__Given passage__
----------------

Showing posts with label Everblossom Farm. Show all posts
Showing posts with label Everblossom Farm. Show all posts

Sunday, April 3, 2011

Winter CSA Wrap-Up

The last of our greens!
Today is the last pick up of our Winter CSA that began shortly before Thanksgiving. What a blast it has been! As I discussed in the previous article on How to Choose a CSA, there really are a lot of considerations to make. Our Winter CSA subscription was an experiment and an adventure -- we wanted to see just what you would get across five Winter months. Elain and Everblossom Farm did not disappoint.

In mid-January, with all the cold and snow in Pennsylvania this year, there was a lull in plant growth. Elaine made a command decision to cancel one of the January pick ups and replace it with another at the end of the season. Then, as February opened into March, she had a bloom in growth and added an extra pick up to ensure the produce wasn't wasted. Where the initial pickups were full of Winter squash, this last month has had a lot of greens, both lettuce and cooking greens.

In the post on choosing a CSA, I talked about being exposed to new vegetables and having to learn more about how to cook them. That certainly happened here for me.
  • I had never had celeriac, a big root bulb that I learned to cook and smash like potatoes. Mixed with broth and butter, it had a mild celery flavour and mashed potato texture.

----------------

__Input for this task__

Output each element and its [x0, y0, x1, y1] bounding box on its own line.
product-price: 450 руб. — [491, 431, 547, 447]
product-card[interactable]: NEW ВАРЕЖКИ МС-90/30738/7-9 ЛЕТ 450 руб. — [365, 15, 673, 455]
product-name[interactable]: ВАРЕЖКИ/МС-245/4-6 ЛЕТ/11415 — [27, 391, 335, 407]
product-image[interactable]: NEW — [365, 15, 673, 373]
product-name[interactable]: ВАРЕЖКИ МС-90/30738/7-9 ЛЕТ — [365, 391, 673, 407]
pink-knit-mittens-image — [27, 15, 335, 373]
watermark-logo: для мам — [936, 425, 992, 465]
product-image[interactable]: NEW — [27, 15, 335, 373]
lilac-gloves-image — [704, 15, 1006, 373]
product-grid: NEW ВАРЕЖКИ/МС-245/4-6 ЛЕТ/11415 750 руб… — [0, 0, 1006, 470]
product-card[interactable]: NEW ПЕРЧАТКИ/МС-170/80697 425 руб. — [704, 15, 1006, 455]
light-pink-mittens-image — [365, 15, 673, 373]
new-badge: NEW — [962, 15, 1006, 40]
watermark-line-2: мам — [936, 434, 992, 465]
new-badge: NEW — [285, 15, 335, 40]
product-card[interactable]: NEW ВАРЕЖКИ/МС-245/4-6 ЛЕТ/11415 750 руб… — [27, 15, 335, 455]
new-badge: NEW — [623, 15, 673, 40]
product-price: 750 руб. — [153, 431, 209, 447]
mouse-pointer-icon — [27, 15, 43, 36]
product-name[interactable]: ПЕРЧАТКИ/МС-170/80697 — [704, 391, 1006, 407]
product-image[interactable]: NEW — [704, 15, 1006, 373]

----------------

__Things to do__
1. In the records, begin at the first line and stop after the line containing "product-card[interactable]: NEW ВАРЕЖКИ МС-90/30738/7-9". Rewrite that span, changing "bounding box" to "bounding rectangle" and leaving everything else as it is.
2. Write the next part of the Winter CSA wrap-up, picking up right after its last sentence.
The text and the records have no connection to each other.

__Results__
1.
Output each element and its [x0, y0, x1, y1] bounding rectangle on its own line.
product-price: 450 руб. — [491, 431, 547, 447]
product-card[interactable]: NEW ВАРЕЖКИ МС-90/30738/7-9 ЛЕТ 450 руб. — [365, 15, 673, 455]

2.
  • I had limited greens experience. I've used Chard quite a bit, but never turnip, beet, and radish greens, and only rarely kale. I don't think I'd cooked collard greens. I used Mark Bittman's How to Cook Everything to tackle a bunch of these and learn variety. I found his preparation of greens with yogurt just phenomenal over rice. Elaine herself had given us a recipe for beet greens with bacon, which was a hit in our home and a few months later in my mom's. With the greens, I learned the frequently a teaspoon of sugar would make all the difference, and to toss in a lot of other flavors. Sadly, a giant bundle of greens wilts down to maybe a single meal of veggies. 
  • Turnips. I had eaten turnips at various points in my life. I had not been keen on them. Usually someone was disguising them as potatoes, and they just aren't potatoes. I've been avoiding cooking mine, frankly, by putting them in the back of the produce drawer. But, last night I decided Bittman had to save me. I tried his Braised and Glazed root veggie recipe, which basically cooks the turnips in a small amount of broth and butter, then boils off the liquid to leave them coated in a glossy intense sauce. My son and I agreed they were excellent. I actually had seconds. My husband thought the turnip flavor was still too strong and rejected them. 
  • Blue Hubbard squash. This was the giant blue-green pumpkin size squash I used for pie and soup in the late Fall. I love love love this squash. This was my first time with this kind of Winter squash and I will definitely try to find it again this Fall. 
  • Pea shoots. This is exactly what it sounds like, the green shoot vines from planted peas. I am thinking you must overseed the peas and then thin them to harvest the shoots. Anyhow, you get these little vines. Elaine presented us with a recipe to use them in an Asian subo noodle with shitaki mushrooms dish. Most excellent. So much so, I cooked it twice. I'm not one on cooking things twice, generally. I also through them in other soups and stews and they worked great.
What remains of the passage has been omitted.